Stored items:
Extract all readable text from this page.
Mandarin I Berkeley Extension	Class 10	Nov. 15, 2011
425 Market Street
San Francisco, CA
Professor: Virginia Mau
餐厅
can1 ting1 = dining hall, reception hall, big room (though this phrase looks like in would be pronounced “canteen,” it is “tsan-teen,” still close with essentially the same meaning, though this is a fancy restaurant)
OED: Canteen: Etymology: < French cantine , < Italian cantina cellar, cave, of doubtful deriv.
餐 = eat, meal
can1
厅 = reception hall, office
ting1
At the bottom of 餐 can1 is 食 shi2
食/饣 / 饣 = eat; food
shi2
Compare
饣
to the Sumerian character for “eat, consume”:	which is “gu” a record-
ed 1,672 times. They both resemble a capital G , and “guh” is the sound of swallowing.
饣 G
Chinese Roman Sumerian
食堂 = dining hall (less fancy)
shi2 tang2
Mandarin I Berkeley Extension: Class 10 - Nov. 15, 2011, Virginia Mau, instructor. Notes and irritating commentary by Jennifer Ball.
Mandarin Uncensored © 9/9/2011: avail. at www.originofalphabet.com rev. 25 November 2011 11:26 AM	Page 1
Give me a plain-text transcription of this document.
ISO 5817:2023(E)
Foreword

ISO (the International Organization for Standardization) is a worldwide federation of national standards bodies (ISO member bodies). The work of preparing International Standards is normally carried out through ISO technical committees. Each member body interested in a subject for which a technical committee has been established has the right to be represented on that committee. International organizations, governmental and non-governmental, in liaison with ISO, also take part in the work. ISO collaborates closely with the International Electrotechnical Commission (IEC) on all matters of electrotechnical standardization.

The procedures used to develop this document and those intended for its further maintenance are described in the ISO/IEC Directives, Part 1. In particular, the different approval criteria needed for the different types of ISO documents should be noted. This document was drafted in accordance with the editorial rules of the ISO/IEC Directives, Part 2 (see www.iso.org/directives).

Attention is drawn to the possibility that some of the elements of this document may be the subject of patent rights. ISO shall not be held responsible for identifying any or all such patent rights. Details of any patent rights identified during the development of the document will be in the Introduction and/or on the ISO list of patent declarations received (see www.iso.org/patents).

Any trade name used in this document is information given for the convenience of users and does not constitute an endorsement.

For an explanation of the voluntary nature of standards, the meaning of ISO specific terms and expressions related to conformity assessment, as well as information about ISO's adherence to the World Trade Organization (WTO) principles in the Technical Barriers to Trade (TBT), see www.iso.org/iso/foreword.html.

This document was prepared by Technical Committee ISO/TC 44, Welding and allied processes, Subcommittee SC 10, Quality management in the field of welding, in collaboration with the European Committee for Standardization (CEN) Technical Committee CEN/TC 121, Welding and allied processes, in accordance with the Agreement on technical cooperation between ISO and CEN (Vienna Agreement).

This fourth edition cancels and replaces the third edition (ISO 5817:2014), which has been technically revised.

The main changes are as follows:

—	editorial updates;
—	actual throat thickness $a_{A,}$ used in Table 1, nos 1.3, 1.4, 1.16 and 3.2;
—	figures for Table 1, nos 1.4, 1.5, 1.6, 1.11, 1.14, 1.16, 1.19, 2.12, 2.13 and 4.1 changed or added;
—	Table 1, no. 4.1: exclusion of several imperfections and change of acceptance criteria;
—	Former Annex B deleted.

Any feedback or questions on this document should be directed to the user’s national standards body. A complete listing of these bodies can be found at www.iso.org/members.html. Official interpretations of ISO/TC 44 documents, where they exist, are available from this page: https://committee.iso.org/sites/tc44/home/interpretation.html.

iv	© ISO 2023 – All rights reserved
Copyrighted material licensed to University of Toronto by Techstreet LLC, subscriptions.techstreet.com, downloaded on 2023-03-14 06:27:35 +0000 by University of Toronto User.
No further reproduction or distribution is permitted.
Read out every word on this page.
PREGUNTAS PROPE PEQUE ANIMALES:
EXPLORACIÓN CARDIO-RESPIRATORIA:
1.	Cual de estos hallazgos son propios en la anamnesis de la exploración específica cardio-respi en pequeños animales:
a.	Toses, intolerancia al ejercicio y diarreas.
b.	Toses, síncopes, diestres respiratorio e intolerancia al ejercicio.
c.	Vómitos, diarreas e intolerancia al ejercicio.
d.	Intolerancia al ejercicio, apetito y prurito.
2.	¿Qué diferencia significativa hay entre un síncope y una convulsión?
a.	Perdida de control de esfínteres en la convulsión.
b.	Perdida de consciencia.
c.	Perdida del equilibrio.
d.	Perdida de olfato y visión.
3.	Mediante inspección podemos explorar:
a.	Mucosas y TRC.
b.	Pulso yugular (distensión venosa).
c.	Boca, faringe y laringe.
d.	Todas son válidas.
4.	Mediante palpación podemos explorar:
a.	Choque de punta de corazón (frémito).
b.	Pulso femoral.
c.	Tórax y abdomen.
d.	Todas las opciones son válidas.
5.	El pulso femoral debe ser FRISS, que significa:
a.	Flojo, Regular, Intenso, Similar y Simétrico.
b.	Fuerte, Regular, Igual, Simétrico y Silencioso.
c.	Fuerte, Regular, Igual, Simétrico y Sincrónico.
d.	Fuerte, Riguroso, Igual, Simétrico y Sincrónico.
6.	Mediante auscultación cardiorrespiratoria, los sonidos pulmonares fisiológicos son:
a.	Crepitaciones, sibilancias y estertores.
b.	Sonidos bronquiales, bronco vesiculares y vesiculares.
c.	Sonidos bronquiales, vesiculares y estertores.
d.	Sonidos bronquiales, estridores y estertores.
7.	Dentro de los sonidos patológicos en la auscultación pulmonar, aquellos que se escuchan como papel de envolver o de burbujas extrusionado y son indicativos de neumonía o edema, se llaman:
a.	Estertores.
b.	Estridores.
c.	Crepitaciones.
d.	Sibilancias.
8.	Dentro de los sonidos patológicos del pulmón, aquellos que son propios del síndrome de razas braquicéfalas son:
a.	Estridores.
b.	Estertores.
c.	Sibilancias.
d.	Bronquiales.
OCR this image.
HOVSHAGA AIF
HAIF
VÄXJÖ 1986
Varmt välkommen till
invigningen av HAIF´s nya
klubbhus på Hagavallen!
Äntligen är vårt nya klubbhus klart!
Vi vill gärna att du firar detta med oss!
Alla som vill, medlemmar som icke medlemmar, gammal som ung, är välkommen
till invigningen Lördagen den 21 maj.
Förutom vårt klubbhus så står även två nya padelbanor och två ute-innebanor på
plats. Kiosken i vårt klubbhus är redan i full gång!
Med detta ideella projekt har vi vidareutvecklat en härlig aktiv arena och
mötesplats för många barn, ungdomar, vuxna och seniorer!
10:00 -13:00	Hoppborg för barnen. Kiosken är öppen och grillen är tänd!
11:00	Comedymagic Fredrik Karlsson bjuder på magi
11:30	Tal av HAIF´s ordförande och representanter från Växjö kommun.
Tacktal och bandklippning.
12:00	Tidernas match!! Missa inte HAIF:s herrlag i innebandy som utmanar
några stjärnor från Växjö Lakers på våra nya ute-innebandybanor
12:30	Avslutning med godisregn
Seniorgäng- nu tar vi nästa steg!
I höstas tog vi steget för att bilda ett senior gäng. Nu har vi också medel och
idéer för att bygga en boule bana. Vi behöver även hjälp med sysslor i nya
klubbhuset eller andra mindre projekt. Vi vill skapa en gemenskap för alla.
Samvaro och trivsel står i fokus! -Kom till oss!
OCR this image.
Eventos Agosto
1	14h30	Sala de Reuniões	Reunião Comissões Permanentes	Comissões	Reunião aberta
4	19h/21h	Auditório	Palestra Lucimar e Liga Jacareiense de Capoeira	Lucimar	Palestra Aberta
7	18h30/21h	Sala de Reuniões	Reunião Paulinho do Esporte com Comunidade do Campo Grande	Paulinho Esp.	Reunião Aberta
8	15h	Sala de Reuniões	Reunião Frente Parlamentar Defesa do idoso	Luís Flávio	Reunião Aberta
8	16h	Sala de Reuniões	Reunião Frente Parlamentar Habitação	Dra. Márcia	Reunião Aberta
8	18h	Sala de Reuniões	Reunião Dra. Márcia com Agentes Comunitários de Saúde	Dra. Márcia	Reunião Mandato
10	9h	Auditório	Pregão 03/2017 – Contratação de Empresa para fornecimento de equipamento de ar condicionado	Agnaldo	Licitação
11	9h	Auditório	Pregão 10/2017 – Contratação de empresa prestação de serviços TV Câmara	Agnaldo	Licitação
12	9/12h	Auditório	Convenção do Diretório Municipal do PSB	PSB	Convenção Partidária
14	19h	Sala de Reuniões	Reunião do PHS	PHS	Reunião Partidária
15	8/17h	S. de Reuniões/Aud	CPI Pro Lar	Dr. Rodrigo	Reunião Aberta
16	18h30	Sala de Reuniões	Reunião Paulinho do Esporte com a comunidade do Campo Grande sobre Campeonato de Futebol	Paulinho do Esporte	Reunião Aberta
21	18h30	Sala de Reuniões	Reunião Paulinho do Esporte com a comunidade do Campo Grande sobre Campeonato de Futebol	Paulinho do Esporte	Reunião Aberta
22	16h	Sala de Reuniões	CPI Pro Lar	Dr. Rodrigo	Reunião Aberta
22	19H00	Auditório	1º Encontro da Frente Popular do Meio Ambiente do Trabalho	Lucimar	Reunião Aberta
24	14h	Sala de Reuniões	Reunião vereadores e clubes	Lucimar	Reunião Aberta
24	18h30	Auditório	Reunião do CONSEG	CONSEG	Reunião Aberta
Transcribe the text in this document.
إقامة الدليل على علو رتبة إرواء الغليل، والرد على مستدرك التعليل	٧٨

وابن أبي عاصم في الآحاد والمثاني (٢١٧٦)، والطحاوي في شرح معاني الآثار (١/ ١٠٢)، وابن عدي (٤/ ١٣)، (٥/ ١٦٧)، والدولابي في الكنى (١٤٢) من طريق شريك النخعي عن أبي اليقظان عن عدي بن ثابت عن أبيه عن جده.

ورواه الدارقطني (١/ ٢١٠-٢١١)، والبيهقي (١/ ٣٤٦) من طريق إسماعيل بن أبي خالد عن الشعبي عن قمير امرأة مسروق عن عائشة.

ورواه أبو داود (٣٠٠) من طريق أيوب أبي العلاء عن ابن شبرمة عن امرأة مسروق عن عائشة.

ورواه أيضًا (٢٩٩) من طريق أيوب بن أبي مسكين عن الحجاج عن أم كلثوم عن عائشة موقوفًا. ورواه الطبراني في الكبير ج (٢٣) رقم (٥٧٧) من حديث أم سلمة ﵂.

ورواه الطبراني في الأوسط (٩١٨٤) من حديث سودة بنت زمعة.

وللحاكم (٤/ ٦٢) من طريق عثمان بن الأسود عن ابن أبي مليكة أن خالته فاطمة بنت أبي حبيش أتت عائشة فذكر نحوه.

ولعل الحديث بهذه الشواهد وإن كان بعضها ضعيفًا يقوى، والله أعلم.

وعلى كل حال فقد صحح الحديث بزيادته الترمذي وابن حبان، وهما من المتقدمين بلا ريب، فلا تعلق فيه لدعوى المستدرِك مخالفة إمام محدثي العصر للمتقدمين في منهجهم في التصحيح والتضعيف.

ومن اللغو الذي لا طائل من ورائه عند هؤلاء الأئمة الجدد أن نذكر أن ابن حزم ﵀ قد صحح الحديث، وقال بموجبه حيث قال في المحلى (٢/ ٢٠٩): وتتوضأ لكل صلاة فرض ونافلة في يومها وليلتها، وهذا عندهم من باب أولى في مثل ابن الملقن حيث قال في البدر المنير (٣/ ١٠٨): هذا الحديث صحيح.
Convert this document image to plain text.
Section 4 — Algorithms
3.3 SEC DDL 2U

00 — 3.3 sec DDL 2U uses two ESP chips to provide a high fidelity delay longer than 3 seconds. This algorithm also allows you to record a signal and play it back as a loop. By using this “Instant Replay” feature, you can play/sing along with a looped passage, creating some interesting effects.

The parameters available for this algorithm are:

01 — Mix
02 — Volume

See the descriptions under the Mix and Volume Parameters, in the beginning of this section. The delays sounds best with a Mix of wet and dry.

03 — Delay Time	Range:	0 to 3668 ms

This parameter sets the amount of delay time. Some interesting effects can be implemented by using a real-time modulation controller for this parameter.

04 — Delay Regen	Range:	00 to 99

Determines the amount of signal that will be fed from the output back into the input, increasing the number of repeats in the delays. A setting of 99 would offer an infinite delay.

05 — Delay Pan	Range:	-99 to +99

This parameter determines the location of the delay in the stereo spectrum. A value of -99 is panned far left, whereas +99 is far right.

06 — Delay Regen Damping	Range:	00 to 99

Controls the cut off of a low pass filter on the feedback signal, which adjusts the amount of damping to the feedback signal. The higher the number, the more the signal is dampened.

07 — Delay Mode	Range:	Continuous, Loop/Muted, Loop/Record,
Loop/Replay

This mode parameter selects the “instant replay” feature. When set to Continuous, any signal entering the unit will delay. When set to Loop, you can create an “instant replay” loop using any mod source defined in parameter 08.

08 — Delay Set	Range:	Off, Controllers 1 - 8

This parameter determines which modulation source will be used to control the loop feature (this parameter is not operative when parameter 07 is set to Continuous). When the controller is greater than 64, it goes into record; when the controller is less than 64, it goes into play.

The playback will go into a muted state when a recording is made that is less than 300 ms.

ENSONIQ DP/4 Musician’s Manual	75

[Task objective]
Using the records above, say how many lines include the string "been". Only the number is wanted.

[Solution to the exercise]
2